Instruction: Copy every line of the records below word for word, leaving out the pictures.

Supplied material:
________________________
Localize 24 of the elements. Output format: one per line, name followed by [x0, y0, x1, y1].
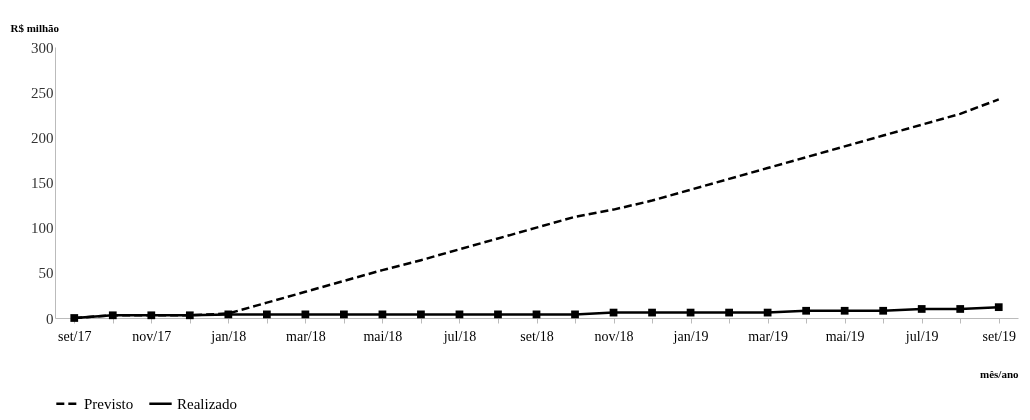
- x-tick-label: jan/19: [672, 328, 709, 344]
- x-tick-label: jul/18: [442, 328, 477, 344]
- y-tick-label: 250: [31, 84, 54, 101]
- x-axis-title: mês/ano: [980, 367, 1019, 380]
- y-tick-label: 200: [31, 129, 54, 146]
- x-tick-label: mai/19: [825, 328, 865, 344]
- y-axis-title: R$ milhão: [10, 21, 60, 34]
- x-tick-label: mar/19: [748, 328, 788, 344]
- y-tick-label: 100: [31, 220, 54, 237]
- x-tick-label: mai/18: [363, 328, 403, 344]
- x-tick-label: set/18: [520, 328, 554, 344]
- legend-label: Previsto: [84, 395, 134, 412]
- x-tick-label: jan/18: [210, 328, 247, 344]
- x-tick-label: mar/18: [286, 328, 326, 344]
- x-tick-label: nov/17: [132, 328, 172, 344]
- y-tick-label: 150: [31, 175, 54, 191]
- x-tick-label: nov/18: [594, 328, 634, 344]
- x-tick-label: set/17: [58, 328, 92, 344]
- y-tick-label: 0: [46, 310, 54, 327]
- legend-label: Realizado: [177, 395, 237, 412]
- x-tick-label: jul/19: [904, 328, 939, 344]
- y-tick-label: 300: [31, 39, 54, 56]
- x-tick-label: set/19: [982, 328, 1016, 344]
- y-tick-label: 50: [38, 265, 54, 282]
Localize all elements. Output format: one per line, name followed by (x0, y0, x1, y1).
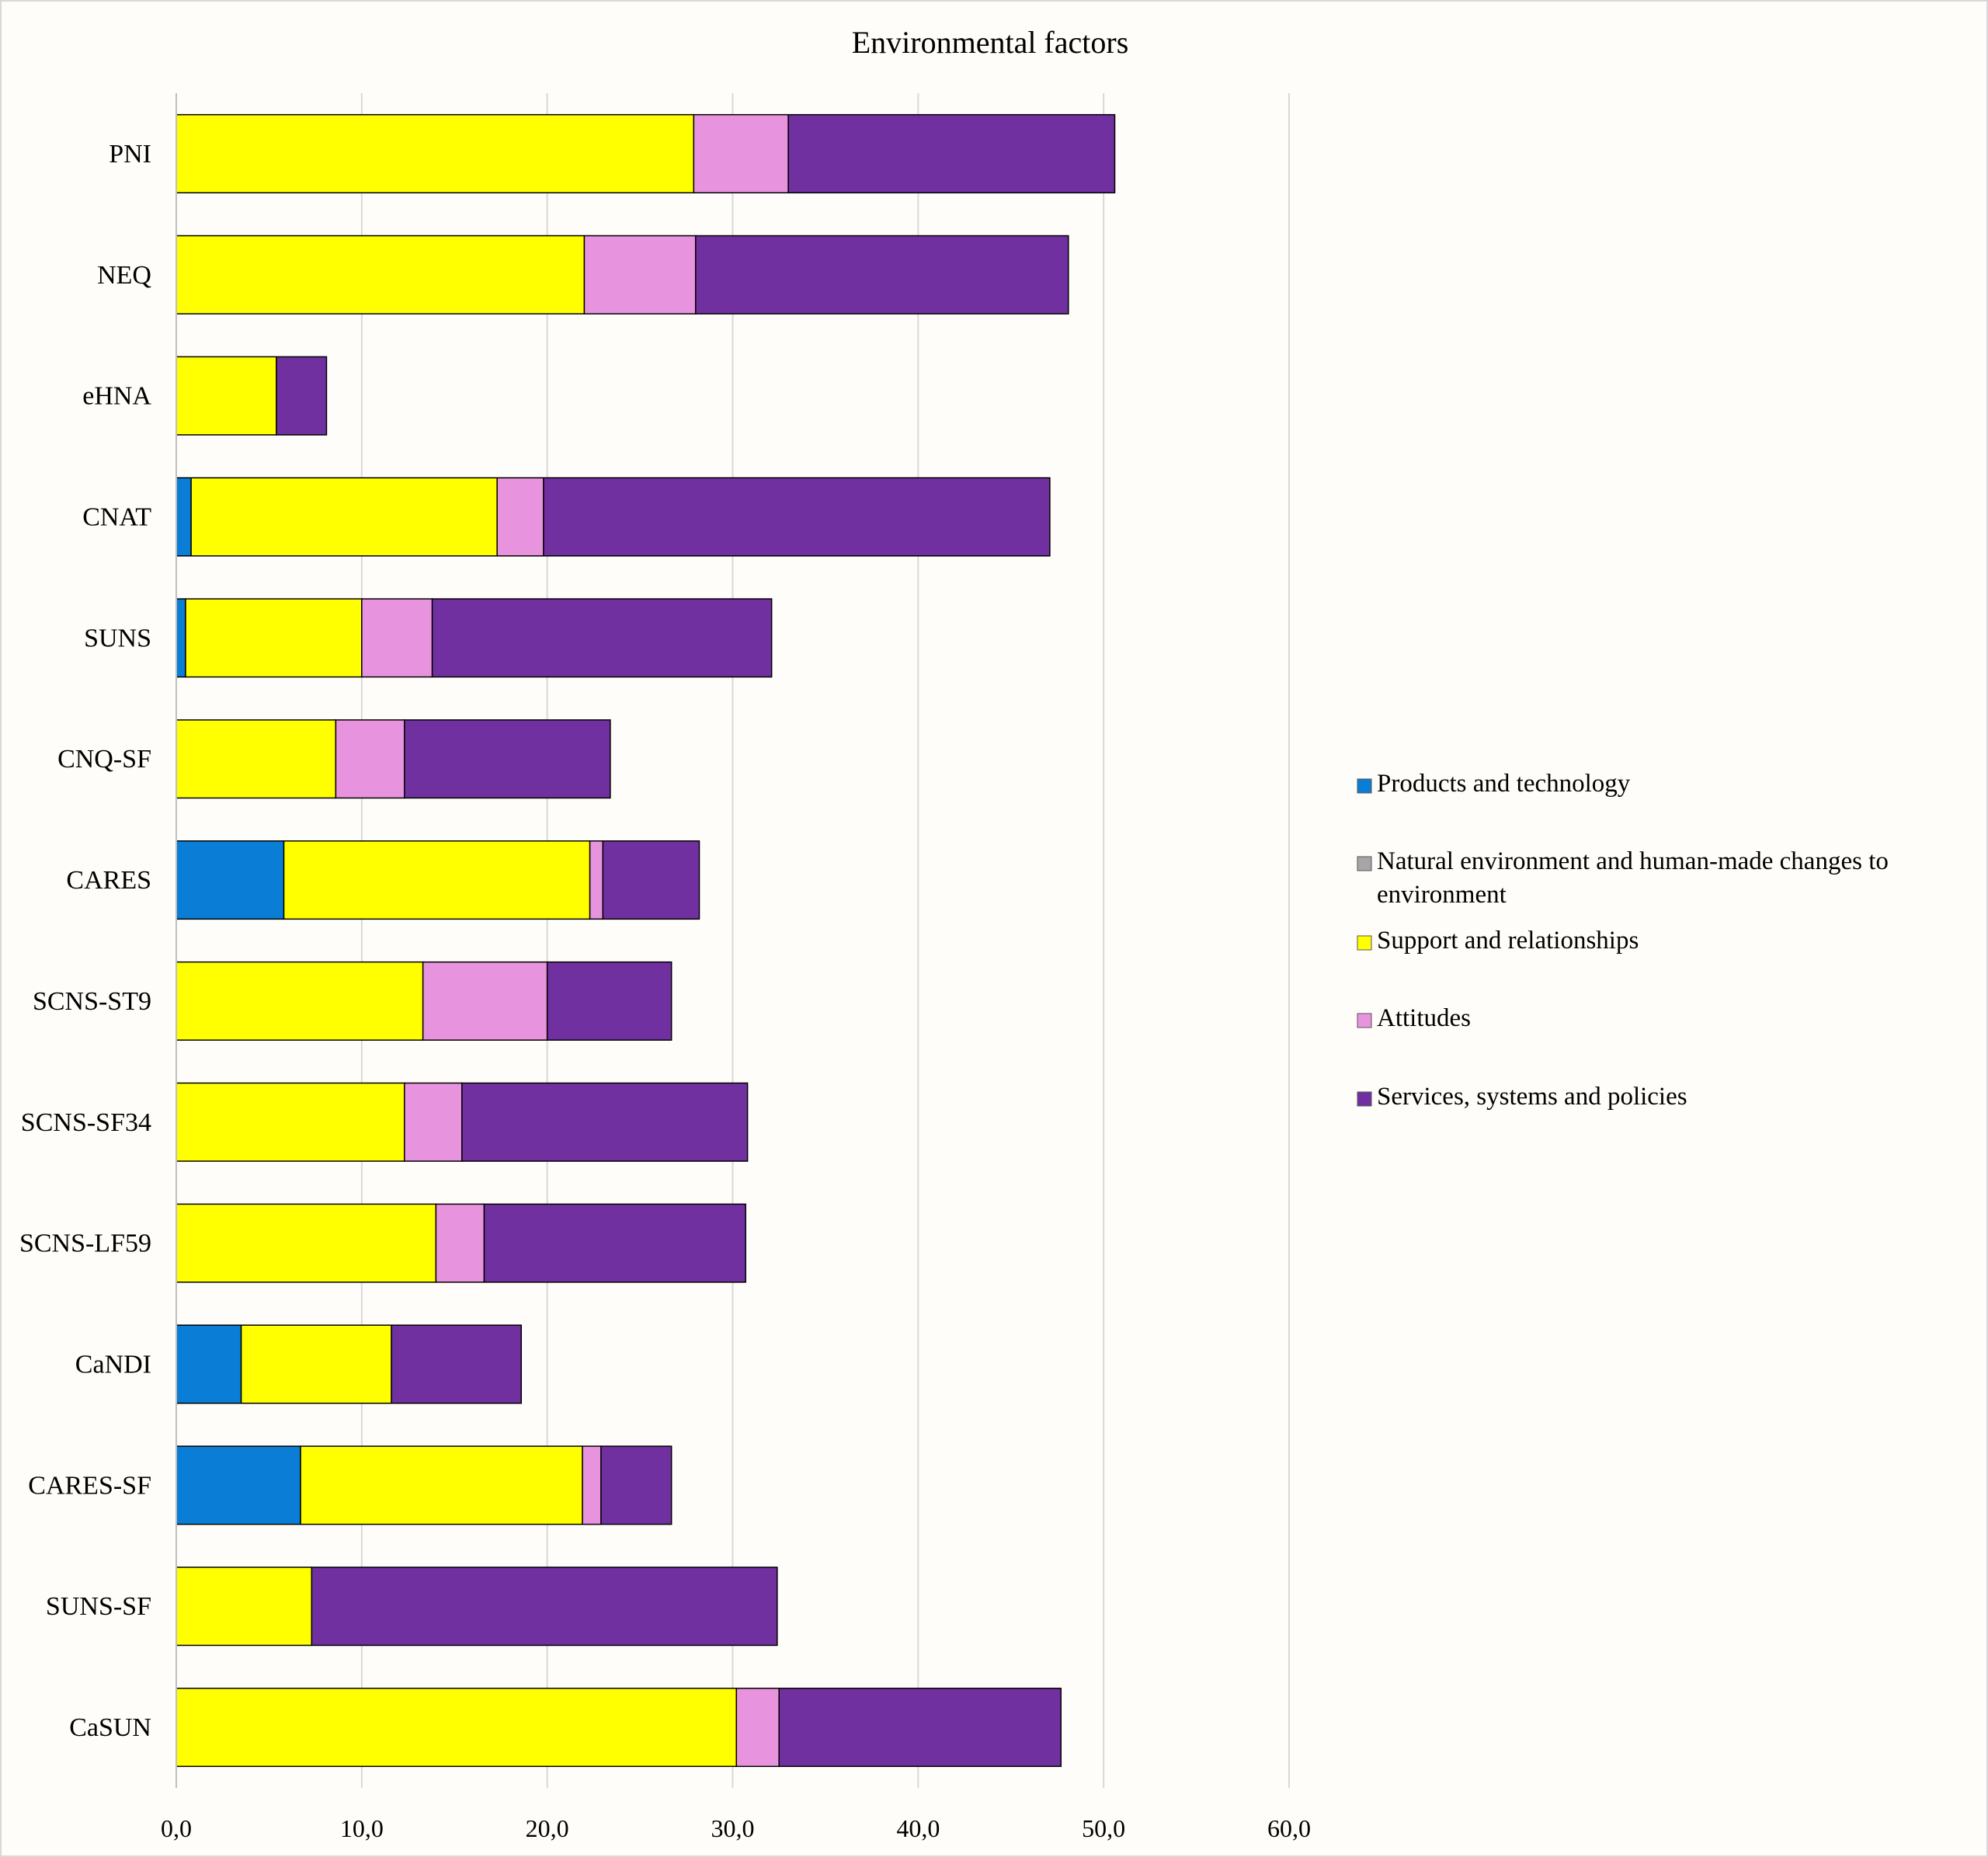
bar-segment (778, 1688, 1062, 1768)
legend-swatch (1357, 935, 1372, 951)
category-label: PNI (109, 140, 151, 169)
bar-segment (240, 1324, 392, 1404)
bar-segment (185, 598, 363, 678)
bar-segment (600, 1445, 673, 1525)
category-label: SCNS-LF59 (19, 1229, 151, 1258)
bar-segment (176, 961, 424, 1041)
bar-segment (404, 1082, 463, 1162)
category-label: SUNS-SF (46, 1592, 151, 1621)
bar-segment (176, 840, 285, 920)
bar-segment (694, 235, 1069, 315)
bar-segment (176, 113, 695, 193)
bar-segment (300, 1445, 583, 1525)
bar-segment (190, 477, 498, 557)
x-tick-label: 20,0 (526, 1814, 569, 1842)
category-label: eHNA (82, 382, 151, 411)
x-tick-label: 40,0 (896, 1814, 940, 1842)
bar-segment (176, 598, 186, 678)
category-label: SCNS-SF34 (21, 1108, 151, 1137)
bar-segment (361, 598, 433, 678)
bar-segment (735, 1688, 780, 1768)
category-label: SCNS-ST9 (33, 987, 151, 1016)
bars-layer (176, 113, 1116, 1768)
legend-label: Services, systems and policies (1377, 1083, 1687, 1111)
category-label: CaSUN (69, 1713, 151, 1742)
bar-segment (391, 1324, 522, 1404)
bar-segment (283, 840, 591, 920)
chart-title: Environmental factors (852, 25, 1129, 60)
bar-segment (422, 961, 548, 1041)
category-labels: PNI NEQ eHNA CNAT SUNS CNQ-SF CARES SCNS-ST9 SCN… (19, 140, 151, 1742)
category-label: CNAT (82, 503, 151, 532)
category-label: CNQ-SF (57, 745, 151, 774)
category-label: NEQ (97, 261, 151, 290)
category-label: CARES-SF (28, 1471, 151, 1500)
bar-segment (435, 1203, 485, 1283)
bar-segment (276, 356, 328, 436)
bar-segment (176, 719, 337, 799)
bar-segment (311, 1567, 778, 1647)
x-tick-label: 50,0 (1082, 1814, 1125, 1842)
bar-segment (176, 1445, 301, 1525)
bar-segment (176, 477, 192, 557)
bar-segment (461, 1082, 749, 1162)
legend-label: Natural environment and human-made chang… (1377, 847, 1889, 909)
bar-segment (787, 113, 1116, 193)
bar-segment (483, 1203, 746, 1283)
x-tick-label: 0,0 (161, 1814, 192, 1842)
category-label: CARES (66, 866, 151, 895)
bar-segment (176, 1567, 313, 1647)
bar-segment (176, 1688, 738, 1768)
legend-label: Support and relationships (1377, 927, 1639, 955)
bar-segment (602, 840, 700, 920)
legend-swatch (1357, 1091, 1372, 1107)
bar-segment (176, 1082, 405, 1162)
category-label: CaNDI (75, 1351, 151, 1379)
x-tick-label: 30,0 (711, 1814, 755, 1842)
bar-segment (693, 113, 789, 193)
bar-segment (404, 719, 611, 799)
bar-segment (546, 961, 673, 1041)
legend-swatch (1357, 856, 1372, 871)
bar-segment (176, 235, 586, 315)
bar-segment (543, 477, 1051, 557)
tick-labels: 0,0 10,0 20,0 30,0 40,0 50,0 60,0 (161, 1814, 1311, 1842)
category-label: SUNS (84, 624, 151, 652)
legend-label: Attitudes (1377, 1004, 1471, 1032)
legend-swatch (1357, 778, 1372, 794)
x-tick-label: 10,0 (340, 1814, 384, 1842)
legend: Products and technology Natural environme… (1357, 770, 1889, 1111)
grid-layer (360, 93, 1290, 1788)
bar-segment (176, 356, 277, 436)
x-tick-label: 60,0 (1267, 1814, 1311, 1842)
bar-segment (335, 719, 405, 799)
bar-segment (583, 235, 697, 315)
bar-segment (176, 1324, 242, 1404)
legend-label: Products and technology (1377, 770, 1631, 798)
bar-segment (589, 840, 604, 920)
bar-segment (496, 477, 544, 557)
bar-segment (582, 1445, 602, 1525)
bar-segment (176, 1203, 437, 1283)
legend-swatch (1357, 1013, 1372, 1028)
bar-segment (431, 598, 773, 678)
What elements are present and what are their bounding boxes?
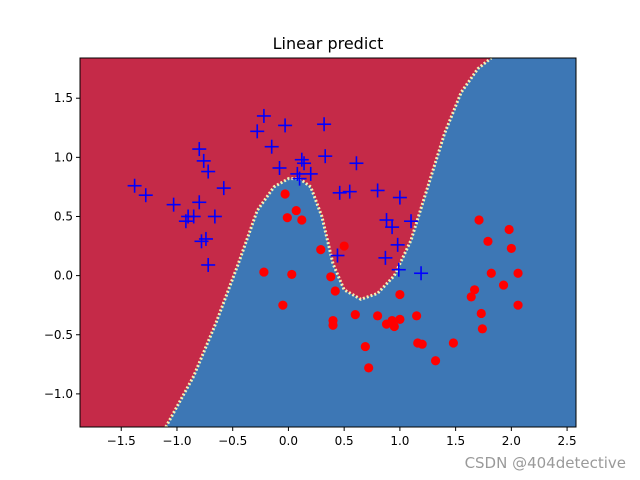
________________________
The output:
Localize 24 of the elements. Output format: one per line, name followed by [x0, y0, x1, y1].
- x-tick-label: jan/19: [672, 328, 709, 344]
- x-tick-label: jul/18: [442, 328, 477, 344]
- y-tick-label: 250: [31, 84, 54, 101]
- x-axis-title: mês/ano: [980, 367, 1019, 380]
- y-tick-label: 200: [31, 129, 54, 146]
- x-tick-label: mai/19: [825, 328, 865, 344]
- y-axis-title: R$ milhão: [10, 21, 60, 34]
- x-tick-label: mar/19: [748, 328, 788, 344]
- y-tick-label: 100: [31, 220, 54, 237]
- x-tick-label: mai/18: [363, 328, 403, 344]
- x-tick-label: set/18: [520, 328, 554, 344]
- legend-label: Previsto: [84, 395, 134, 412]
- x-tick-label: jan/18: [210, 328, 247, 344]
- x-tick-label: mar/18: [286, 328, 326, 344]
- x-tick-label: nov/17: [132, 328, 172, 344]
- y-tick-label: 150: [31, 175, 54, 191]
- x-tick-label: nov/18: [594, 328, 634, 344]
- x-tick-label: set/17: [58, 328, 92, 344]
- y-tick-label: 0: [46, 310, 54, 327]
- legend-label: Realizado: [177, 395, 237, 412]
- x-tick-label: jul/19: [904, 328, 939, 344]
- y-tick-label: 300: [31, 39, 54, 56]
- x-tick-label: set/19: [982, 328, 1016, 344]
- y-tick-label: 50: [38, 265, 54, 282]
Localize all elements. Output format: one per line, name followed by (x0, y0, x1, y1).
bar-segment (778, 1688, 1062, 1768)
legend-swatch (1357, 935, 1372, 951)
category-label: PNI (109, 140, 151, 169)
bar-segment (240, 1324, 392, 1404)
bar-segment (185, 598, 363, 678)
bar-segment (600, 1445, 673, 1525)
category-label: SCNS-LF59 (19, 1229, 151, 1258)
bar-segment (176, 961, 424, 1041)
bar-segment (404, 1082, 463, 1162)
category-label: SUNS-SF (46, 1592, 151, 1621)
bar-segment (176, 840, 285, 920)
bar-segment (694, 235, 1069, 315)
bar-segment (176, 113, 695, 193)
bar-segment (300, 1445, 583, 1525)
bar-segment (190, 477, 498, 557)
x-tick-label: 20,0 (526, 1814, 569, 1842)
category-label: eHNA (82, 382, 151, 411)
x-tick-label: 40,0 (896, 1814, 940, 1842)
bar-segment (176, 598, 186, 678)
category-label: SCNS-SF34 (21, 1108, 151, 1137)
bar-segment (361, 598, 433, 678)
bar-segment (735, 1688, 780, 1768)
category-label: SCNS-ST9 (33, 987, 151, 1016)
bars-layer (176, 113, 1116, 1768)
legend-label: Services, systems and policies (1377, 1083, 1687, 1111)
category-label: CaSUN (69, 1713, 151, 1742)
bar-segment (391, 1324, 522, 1404)
bar-segment (283, 840, 591, 920)
chart-title: Environmental factors (852, 25, 1129, 60)
bar-segment (422, 961, 548, 1041)
category-labels: PNI NEQ eHNA CNAT SUNS CNQ-SF CARES SCNS-ST9 SCN… (19, 140, 151, 1742)
category-label: CNAT (82, 503, 151, 532)
category-label: CNQ-SF (57, 745, 151, 774)
category-label: NEQ (97, 261, 151, 290)
category-label: CARES-SF (28, 1471, 151, 1500)
bar-segment (435, 1203, 485, 1283)
bar-segment (276, 356, 328, 436)
bar-segment (176, 719, 337, 799)
bar-segment (311, 1567, 778, 1647)
x-tick-label: 50,0 (1082, 1814, 1125, 1842)
bar-segment (176, 1445, 301, 1525)
bar-segment (176, 477, 192, 557)
bar-segment (461, 1082, 749, 1162)
legend-label: Natural environment and human-made chang… (1377, 847, 1889, 909)
bar-segment (787, 113, 1116, 193)
bar-segment (483, 1203, 746, 1283)
x-tick-label: 0,0 (161, 1814, 192, 1842)
category-label: CARES (66, 866, 151, 895)
bar-segment (176, 1567, 313, 1647)
bar-segment (176, 1688, 738, 1768)
legend-label: Support and relationships (1377, 927, 1639, 955)
bar-segment (602, 840, 700, 920)
legend-swatch (1357, 1091, 1372, 1107)
bar-segment (176, 1082, 405, 1162)
category-label: CaNDI (75, 1351, 151, 1379)
x-tick-label: 30,0 (711, 1814, 755, 1842)
bar-segment (693, 113, 789, 193)
bar-segment (404, 719, 611, 799)
bar-segment (546, 961, 673, 1041)
legend-swatch (1357, 856, 1372, 871)
bar-segment (176, 235, 586, 315)
bar-segment (543, 477, 1051, 557)
tick-labels: 0,0 10,0 20,0 30,0 40,0 50,0 60,0 (161, 1814, 1311, 1842)
category-label: SUNS (84, 624, 151, 652)
legend-label: Attitudes (1377, 1004, 1471, 1032)
legend-swatch (1357, 778, 1372, 794)
x-tick-label: 10,0 (340, 1814, 384, 1842)
legend: Products and technology Natural environme… (1357, 770, 1889, 1111)
grid-layer (360, 93, 1290, 1788)
bar-segment (176, 356, 277, 436)
x-tick-label: 60,0 (1267, 1814, 1311, 1842)
bar-segment (335, 719, 405, 799)
bar-segment (583, 235, 697, 315)
bar-segment (176, 1324, 242, 1404)
legend-label: Products and technology (1377, 770, 1631, 798)
bar-segment (589, 840, 604, 920)
bar-segment (496, 477, 544, 557)
bar-segment (582, 1445, 602, 1525)
bar-segment (176, 1203, 437, 1283)
legend-swatch (1357, 1013, 1372, 1028)
bar-segment (431, 598, 773, 678)
What elements are present and what are their bounding boxes?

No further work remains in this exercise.